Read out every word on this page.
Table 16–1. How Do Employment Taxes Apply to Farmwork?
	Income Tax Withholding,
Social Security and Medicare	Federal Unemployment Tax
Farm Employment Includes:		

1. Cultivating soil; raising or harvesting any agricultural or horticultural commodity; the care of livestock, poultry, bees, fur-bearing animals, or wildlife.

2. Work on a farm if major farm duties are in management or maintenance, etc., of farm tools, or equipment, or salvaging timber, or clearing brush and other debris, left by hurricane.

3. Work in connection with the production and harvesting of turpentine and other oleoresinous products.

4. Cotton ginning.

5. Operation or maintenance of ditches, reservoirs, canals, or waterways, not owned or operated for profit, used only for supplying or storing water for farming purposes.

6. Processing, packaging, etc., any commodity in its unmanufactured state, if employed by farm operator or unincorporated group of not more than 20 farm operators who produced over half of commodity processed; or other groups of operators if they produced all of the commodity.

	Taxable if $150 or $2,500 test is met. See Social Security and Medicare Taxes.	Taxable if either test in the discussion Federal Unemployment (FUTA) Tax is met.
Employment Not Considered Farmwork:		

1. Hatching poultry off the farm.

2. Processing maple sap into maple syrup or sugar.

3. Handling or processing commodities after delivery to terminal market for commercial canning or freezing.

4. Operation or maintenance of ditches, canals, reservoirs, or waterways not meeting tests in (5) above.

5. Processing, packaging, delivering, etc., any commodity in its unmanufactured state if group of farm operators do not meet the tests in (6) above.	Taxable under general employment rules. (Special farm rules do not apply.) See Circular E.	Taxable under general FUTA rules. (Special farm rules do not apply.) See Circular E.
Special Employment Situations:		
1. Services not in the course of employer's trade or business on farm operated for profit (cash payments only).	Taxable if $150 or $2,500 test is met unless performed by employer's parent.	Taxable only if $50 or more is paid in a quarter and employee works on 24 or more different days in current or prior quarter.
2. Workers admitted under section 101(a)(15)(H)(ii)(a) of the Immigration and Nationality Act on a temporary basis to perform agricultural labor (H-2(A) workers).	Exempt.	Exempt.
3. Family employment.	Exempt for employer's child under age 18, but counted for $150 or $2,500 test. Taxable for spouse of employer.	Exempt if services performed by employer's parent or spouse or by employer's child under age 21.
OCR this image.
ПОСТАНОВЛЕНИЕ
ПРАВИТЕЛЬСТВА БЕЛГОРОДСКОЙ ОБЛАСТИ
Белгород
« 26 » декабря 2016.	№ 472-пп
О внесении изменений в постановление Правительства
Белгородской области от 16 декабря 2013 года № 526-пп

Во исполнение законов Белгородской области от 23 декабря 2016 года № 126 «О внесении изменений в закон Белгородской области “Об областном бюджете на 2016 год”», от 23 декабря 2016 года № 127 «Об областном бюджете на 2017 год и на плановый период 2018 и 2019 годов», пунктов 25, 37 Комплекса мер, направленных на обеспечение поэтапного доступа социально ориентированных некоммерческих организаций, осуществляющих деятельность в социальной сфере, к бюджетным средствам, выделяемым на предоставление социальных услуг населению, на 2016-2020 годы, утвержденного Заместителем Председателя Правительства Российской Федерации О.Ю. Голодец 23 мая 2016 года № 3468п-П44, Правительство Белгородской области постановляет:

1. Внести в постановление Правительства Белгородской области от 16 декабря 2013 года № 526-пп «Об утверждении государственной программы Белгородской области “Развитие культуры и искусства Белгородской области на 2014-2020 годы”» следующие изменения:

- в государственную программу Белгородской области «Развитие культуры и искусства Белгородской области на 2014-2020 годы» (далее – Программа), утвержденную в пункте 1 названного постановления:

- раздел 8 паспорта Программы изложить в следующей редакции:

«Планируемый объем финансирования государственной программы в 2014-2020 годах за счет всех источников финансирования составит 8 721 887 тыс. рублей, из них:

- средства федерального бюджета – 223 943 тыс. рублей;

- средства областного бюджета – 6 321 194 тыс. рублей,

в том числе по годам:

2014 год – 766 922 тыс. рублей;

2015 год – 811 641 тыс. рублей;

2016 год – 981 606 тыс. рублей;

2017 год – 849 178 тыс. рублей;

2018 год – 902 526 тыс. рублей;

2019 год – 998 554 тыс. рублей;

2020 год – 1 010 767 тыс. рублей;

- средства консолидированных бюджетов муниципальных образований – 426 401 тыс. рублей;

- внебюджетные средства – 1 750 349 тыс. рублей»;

--

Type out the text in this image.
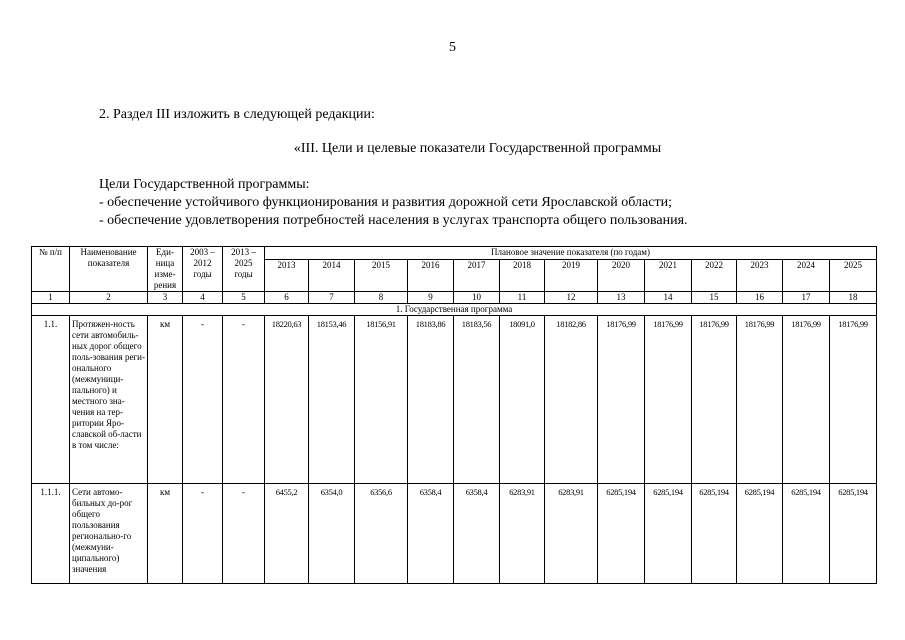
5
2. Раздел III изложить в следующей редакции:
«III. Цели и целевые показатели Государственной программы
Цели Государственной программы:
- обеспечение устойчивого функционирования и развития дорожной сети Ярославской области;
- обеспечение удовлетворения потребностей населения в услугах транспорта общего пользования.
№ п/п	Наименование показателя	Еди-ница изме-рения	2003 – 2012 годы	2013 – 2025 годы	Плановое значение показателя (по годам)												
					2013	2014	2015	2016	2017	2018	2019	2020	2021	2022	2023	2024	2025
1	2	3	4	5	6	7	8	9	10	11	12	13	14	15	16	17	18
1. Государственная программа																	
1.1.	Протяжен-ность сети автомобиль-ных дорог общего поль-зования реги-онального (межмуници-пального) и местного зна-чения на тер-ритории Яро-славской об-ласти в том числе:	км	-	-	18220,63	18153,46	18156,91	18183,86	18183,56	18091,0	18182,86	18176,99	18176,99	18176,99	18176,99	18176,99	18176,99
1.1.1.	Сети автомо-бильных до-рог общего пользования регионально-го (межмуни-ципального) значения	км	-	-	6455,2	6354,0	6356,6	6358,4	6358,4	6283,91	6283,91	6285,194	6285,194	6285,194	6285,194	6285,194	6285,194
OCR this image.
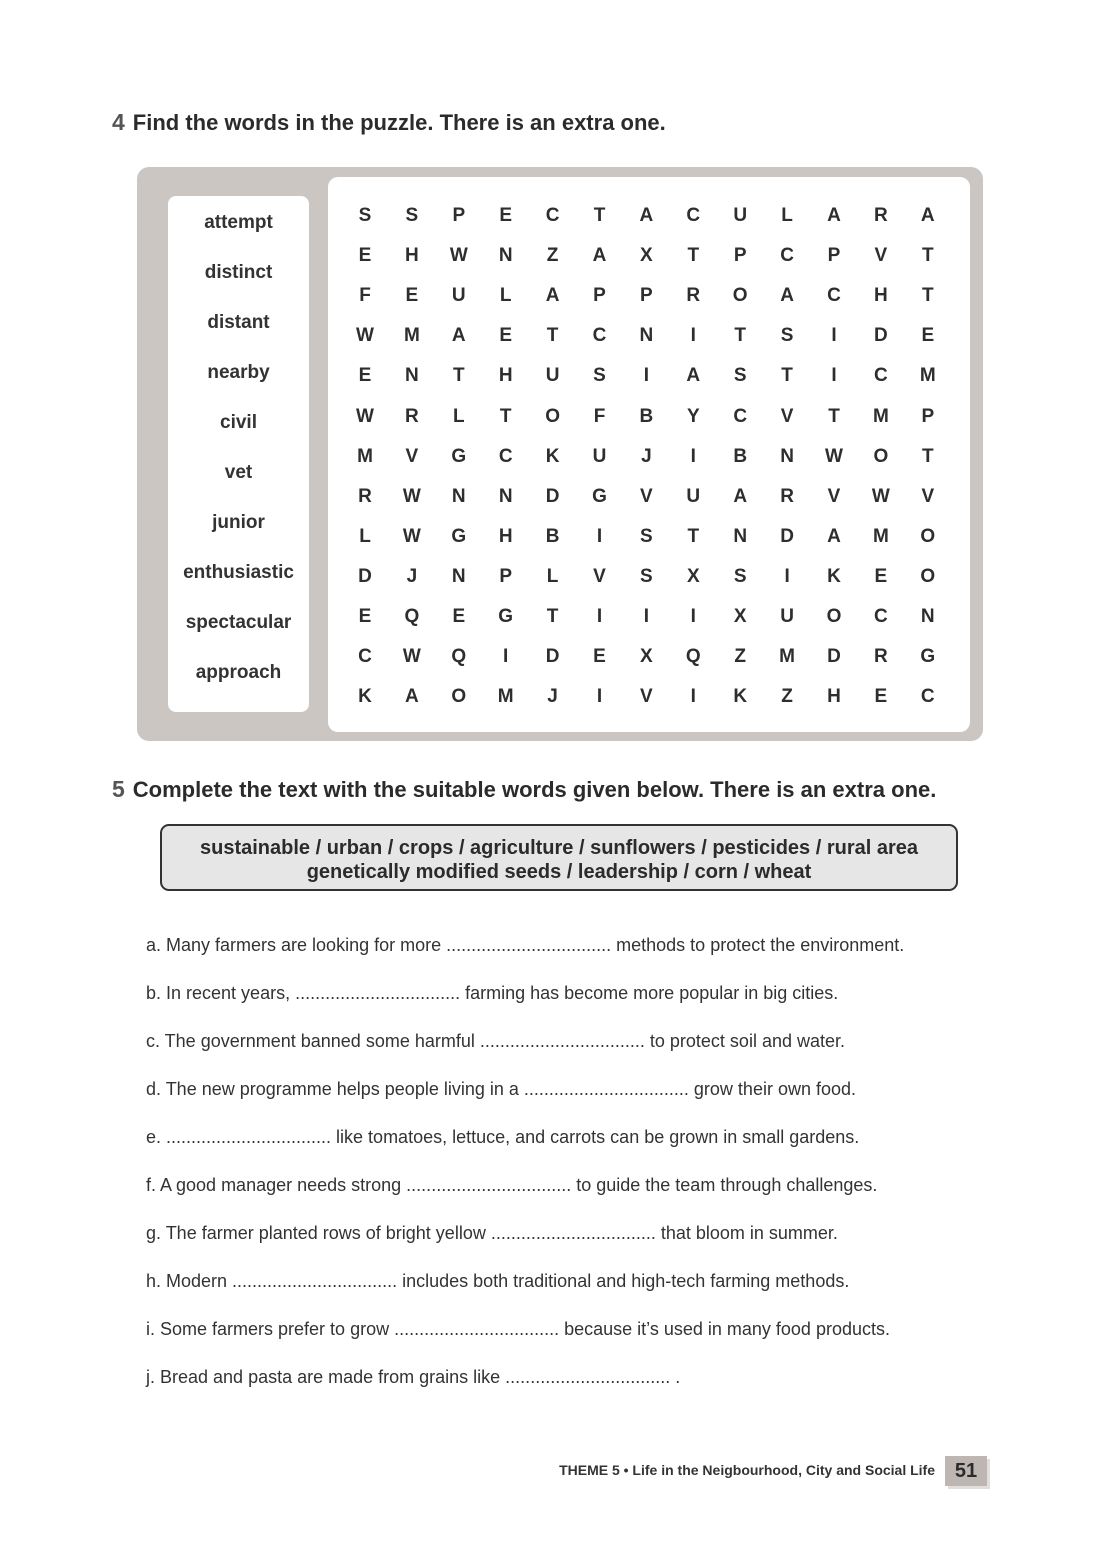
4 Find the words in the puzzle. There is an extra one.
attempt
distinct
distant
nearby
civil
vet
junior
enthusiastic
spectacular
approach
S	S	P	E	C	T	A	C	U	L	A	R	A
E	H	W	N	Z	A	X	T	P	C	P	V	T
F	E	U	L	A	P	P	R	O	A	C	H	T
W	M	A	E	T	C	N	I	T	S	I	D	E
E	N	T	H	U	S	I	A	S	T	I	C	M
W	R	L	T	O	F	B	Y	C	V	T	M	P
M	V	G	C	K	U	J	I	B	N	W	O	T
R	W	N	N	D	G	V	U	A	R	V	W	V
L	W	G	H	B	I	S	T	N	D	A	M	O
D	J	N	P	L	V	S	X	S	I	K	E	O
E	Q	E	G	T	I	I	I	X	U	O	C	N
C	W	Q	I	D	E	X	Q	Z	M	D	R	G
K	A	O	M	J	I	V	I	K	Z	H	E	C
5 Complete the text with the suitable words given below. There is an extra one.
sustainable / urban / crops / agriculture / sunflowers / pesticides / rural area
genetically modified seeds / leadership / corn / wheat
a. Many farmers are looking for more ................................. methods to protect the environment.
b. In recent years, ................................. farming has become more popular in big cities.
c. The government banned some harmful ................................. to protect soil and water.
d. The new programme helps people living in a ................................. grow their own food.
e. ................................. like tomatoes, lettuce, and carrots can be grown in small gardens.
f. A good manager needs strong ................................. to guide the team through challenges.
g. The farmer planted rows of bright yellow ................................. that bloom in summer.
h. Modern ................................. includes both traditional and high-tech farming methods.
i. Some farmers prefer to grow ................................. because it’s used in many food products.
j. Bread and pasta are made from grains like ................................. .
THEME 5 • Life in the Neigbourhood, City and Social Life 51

● Problem to work on
Using the records above, say how many lines include the string "Taxes". Only the number is wanted.

● The result
2